Excerpted records:
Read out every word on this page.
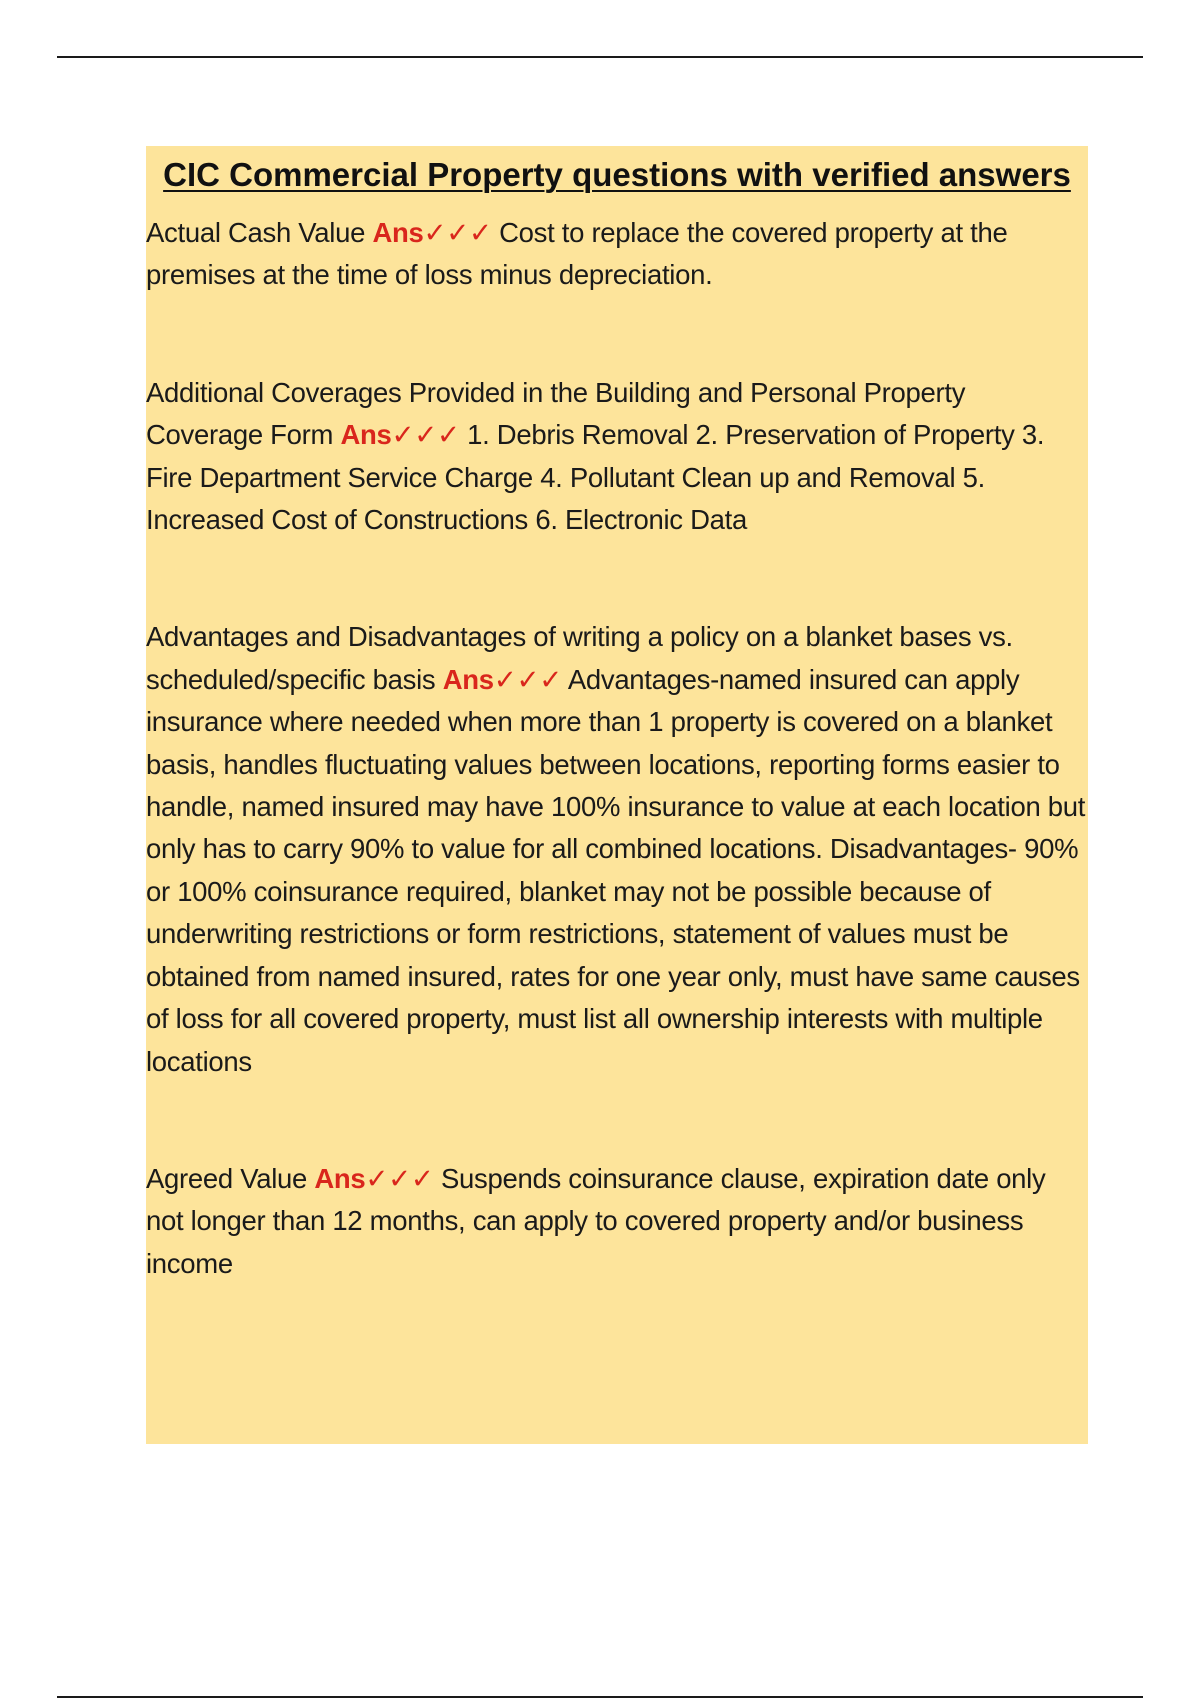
CIC Commercial Property questions with verified answers

Actual Cash Value Ans✓✓✓ Cost to replace the covered property at the premises at the time of loss minus depreciation.

Additional Coverages Provided in the Building and Personal Property Coverage Form Ans✓✓✓ 1. Debris Removal 2. Preservation of Property 3. Fire Department Service Charge 4. Pollutant Clean up and Removal 5. Increased Cost of Constructions 6. Electronic Data

Advantages and Disadvantages of writing a policy on a blanket bases vs. scheduled/specific basis Ans✓✓✓ Advantages-named insured can apply insurance where needed when more than 1 property is covered on a blanket basis, handles fluctuating values between locations, reporting forms easier to handle, named insured may have 100% insurance to value at each location but only has to carry 90% to value for all combined locations. Disadvantages- 90% or 100% coinsurance required, blanket may not be possible because of underwriting restrictions or form restrictions, statement of values must be obtained from named insured, rates for one year only, must have same causes of loss for all covered property, must list all ownership interests with multiple locations

Agreed Value Ans✓✓✓ Suspends coinsurance clause, expiration date only not longer than 12 months, can apply to covered property and/or business income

Problem statement:
Your copy should hold every record word for word and none of the pictures.

Reply to the task:
Read out every word on this page.
CIC Commercial Property questions with verified answers

Actual Cash Value Ans✓✓✓ Cost to replace the covered property at the premises at the time of loss minus depreciation.

Additional Coverages Provided in the Building and Personal Property Coverage Form Ans✓✓✓ 1. Debris Removal 2. Preservation of Property 3. Fire Department Service Charge 4. Pollutant Clean up and Removal 5. Increased Cost of Constructions 6. Electronic Data

Advantages and Disadvantages of writing a policy on a blanket bases vs. scheduled/specific basis Ans✓✓✓ Advantages-named insured can apply insurance where needed when more than 1 property is covered on a blanket basis, handles fluctuating values between locations, reporting forms easier to handle, named insured may have 100% insurance to value at each location but only has to carry 90% to value for all combined locations. Disadvantages- 90% or 100% coinsurance required, blanket may not be possible because of underwriting restrictions or form restrictions, statement of values must be obtained from named insured, rates for one year only, must have same causes of loss for all covered property, must list all ownership interests with multiple locations

Agreed Value Ans✓✓✓ Suspends coinsurance clause, expiration date only not longer than 12 months, can apply to covered property and/or business income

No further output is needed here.